▶ [The request]: Images should be left out, and everything else in the listing reproduced exactly.
[start Provided records]
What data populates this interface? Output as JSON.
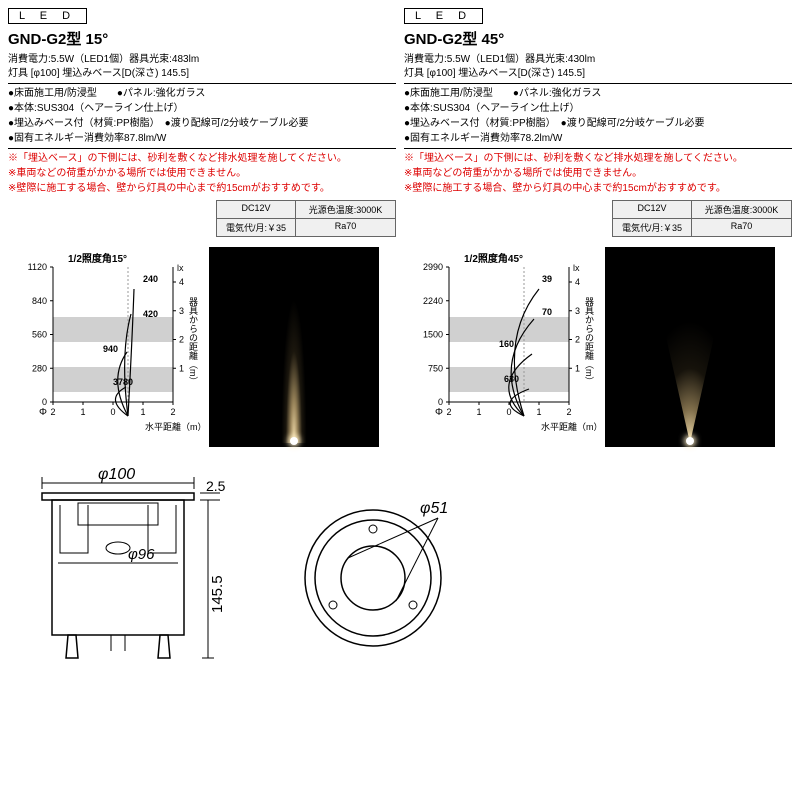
{
  "led_tag": "L E D",
  "left": {
    "model": "GND-G2型 15°",
    "spec1": "消費電力:5.5W（LED1個）器具光束:483lm",
    "spec2": "灯具 [φ100] 埋込みベース[D(深さ) 145.5]",
    "bullets": [
      "●床面施工用/防浸型　　●パネル:強化ガラス",
      "●本体:SUS304（ヘアーライン仕上げ）",
      "●埋込みベース付（材質:PP樹脂）　●渡り配線可/2分岐ケーブル必要",
      "●固有エネルギー消費効率87.8lm/W"
    ],
    "warn": [
      "※「埋込ベース」の下側には、砂利を敷くなど排水処理を施してください。",
      "※車両などの荷重がかかる場所では使用できません。",
      "※壁際に施工する場合、壁から灯具の中心まで約15cmがおすすめです。"
    ],
    "box1": "DC12V",
    "box2": "光源色温度:3000K",
    "box3": "電気代/月:￥35",
    "box4": "Ra70",
    "chart": {
      "title": "1/2照度角15°",
      "y_ticks": [
        "1120",
        "840",
        "560",
        "280",
        "0"
      ],
      "x_ticks": [
        "2",
        "1",
        "0",
        "1",
        "2"
      ],
      "right_ticks": [
        "4",
        "3",
        "2",
        "1"
      ],
      "x_label": "水平距離（m）",
      "right_label": "器具からの距離（m）",
      "lx": "lx",
      "vals": [
        "240",
        "420",
        "940",
        "3780"
      ],
      "bands": [
        [
          50,
          25
        ],
        [
          100,
          25
        ]
      ],
      "curves": [
        "M120,152 Q124,80 126,25",
        "M120,152 Q112,90 123,50",
        "M120,152 Q100,115 119,88",
        "M120,152 Q96,135 118,123"
      ],
      "val_pos": [
        [
          135,
          35
        ],
        [
          135,
          70
        ],
        [
          95,
          105
        ],
        [
          105,
          138
        ]
      ]
    }
  },
  "right": {
    "model": "GND-G2型 45°",
    "spec1": "消費電力:5.5W（LED1個）器具光束:430lm",
    "spec2": "灯具 [φ100] 埋込みベース[D(深さ) 145.5]",
    "bullets": [
      "●床面施工用/防浸型　　●パネル:強化ガラス",
      "●本体:SUS304（ヘアーライン仕上げ）",
      "●埋込みベース付（材質:PP樹脂）　●渡り配線可/2分岐ケーブル必要",
      "●固有エネルギー消費効率78.2lm/W"
    ],
    "warn": [
      "※「埋込ベース」の下側には、砂利を敷くなど排水処理を施してください。",
      "※車両などの荷重がかかる場所では使用できません。",
      "※壁際に施工する場合、壁から灯具の中心まで約15cmがおすすめです。"
    ],
    "box1": "DC12V",
    "box2": "光源色温度:3000K",
    "box3": "電気代/月:￥35",
    "box4": "Ra70",
    "chart": {
      "title": "1/2照度角45°",
      "y_ticks": [
        "2990",
        "2240",
        "1500",
        "750",
        "0"
      ],
      "x_ticks": [
        "2",
        "1",
        "0",
        "1",
        "2"
      ],
      "right_ticks": [
        "4",
        "3",
        "2",
        "1"
      ],
      "x_label": "水平距離（m）",
      "right_label": "器具からの距離（m）",
      "lx": "lx",
      "vals": [
        "39",
        "70",
        "160",
        "630"
      ],
      "bands": [
        [
          50,
          25
        ],
        [
          100,
          25
        ]
      ],
      "curves": [
        "M120,152 Q95,75 135,25",
        "M120,152 Q90,100 130,55",
        "M120,152 Q86,120 128,90",
        "M120,152 Q90,138 125,125"
      ],
      "val_pos": [
        [
          138,
          35
        ],
        [
          138,
          68
        ],
        [
          95,
          100
        ],
        [
          100,
          135
        ]
      ]
    }
  },
  "dims": {
    "phi100": "φ100",
    "h25": "2.5",
    "phi96": "φ96",
    "h1455": "145.5",
    "phi51": "φ51"
  },
  "colors": {
    "grid": "#000",
    "band": "#d0d0d0",
    "warn": "#d00000"
  }
}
[end Provided records]
▶ [Response to the exercise]:
What data populates this interface? Output as JSON.
{
  "led_tag": "L E D",
  "left": {
    "model": "GND-G2型 15°",
    "spec1": "消費電力:5.5W（LED1個）器具光束:483lm",
    "spec2": "灯具 [φ100] 埋込みベース[D(深さ) 145.5]",
    "bullets": [
      "●床面施工用/防浸型　　●パネル:強化ガラス",
      "●本体:SUS304（ヘアーライン仕上げ）",
      "●埋込みベース付（材質:PP樹脂）　●渡り配線可/2分岐ケーブル必要",
      "●固有エネルギー消費効率87.8lm/W"
    ],
    "warn": [
      "※「埋込ベース」の下側には、砂利を敷くなど排水処理を施してください。",
      "※車両などの荷重がかかる場所では使用できません。",
      "※壁際に施工する場合、壁から灯具の中心まで約15cmがおすすめです。"
    ],
    "box1": "DC12V",
    "box2": "光源色温度:3000K",
    "box3": "電気代/月:￥35",
    "box4": "Ra70",
    "chart": {
      "title": "1/2照度角15°",
      "y_ticks": [
        "1120",
        "840",
        "560",
        "280",
        "0"
      ],
      "x_ticks": [
        "2",
        "1",
        "0",
        "1",
        "2"
      ],
      "right_ticks": [
        "4",
        "3",
        "2",
        "1"
      ],
      "x_label": "水平距離（m）",
      "right_label": "器具からの距離（m）",
      "lx": "lx",
      "vals": [
        "240",
        "420",
        "940",
        "3780"
      ],
      "bands": [
        [
          50,
          25
        ],
        [
          100,
          25
        ]
      ],
      "curves": [
        "M120,152 Q124,80 126,25",
        "M120,152 Q112,90 123,50",
        "M120,152 Q100,115 119,88",
        "M120,152 Q96,135 118,123"
      ],
      "val_pos": [
        [
          135,
          35
        ],
        [
          135,
          70
        ],
        [
          95,
          105
        ],
        [
          105,
          138
        ]
      ]
    }
  },
  "right": {
    "model": "GND-G2型 45°",
    "spec1": "消費電力:5.5W（LED1個）器具光束:430lm",
    "spec2": "灯具 [φ100] 埋込みベース[D(深さ) 145.5]",
    "bullets": [
      "●床面施工用/防浸型　　●パネル:強化ガラス",
      "●本体:SUS304（ヘアーライン仕上げ）",
      "●埋込みベース付（材質:PP樹脂）　●渡り配線可/2分岐ケーブル必要",
      "●固有エネルギー消費効率78.2lm/W"
    ],
    "warn": [
      "※「埋込ベース」の下側には、砂利を敷くなど排水処理を施してください。",
      "※車両などの荷重がかかる場所では使用できません。",
      "※壁際に施工する場合、壁から灯具の中心まで約15cmがおすすめです。"
    ],
    "box1": "DC12V",
    "box2": "光源色温度:3000K",
    "box3": "電気代/月:￥35",
    "box4": "Ra70",
    "chart": {
      "title": "1/2照度角45°",
      "y_ticks": [
        "2990",
        "2240",
        "1500",
        "750",
        "0"
      ],
      "x_ticks": [
        "2",
        "1",
        "0",
        "1",
        "2"
      ],
      "right_ticks": [
        "4",
        "3",
        "2",
        "1"
      ],
      "x_label": "水平距離（m）",
      "right_label": "器具からの距離（m）",
      "lx": "lx",
      "vals": [
        "39",
        "70",
        "160",
        "630"
      ],
      "bands": [
        [
          50,
          25
        ],
        [
          100,
          25
        ]
      ],
      "curves": [
        "M120,152 Q95,75 135,25",
        "M120,152 Q90,100 130,55",
        "M120,152 Q86,120 128,90",
        "M120,152 Q90,138 125,125"
      ],
      "val_pos": [
        [
          138,
          35
        ],
        [
          138,
          68
        ],
        [
          95,
          100
        ],
        [
          100,
          135
        ]
      ]
    }
  },
  "dims": {
    "phi100": "φ100",
    "h25": "2.5",
    "phi96": "φ96",
    "h1455": "145.5",
    "phi51": "φ51"
  },
  "colors": {
    "grid": "#000",
    "band": "#d0d0d0",
    "warn": "#d00000"
  }
}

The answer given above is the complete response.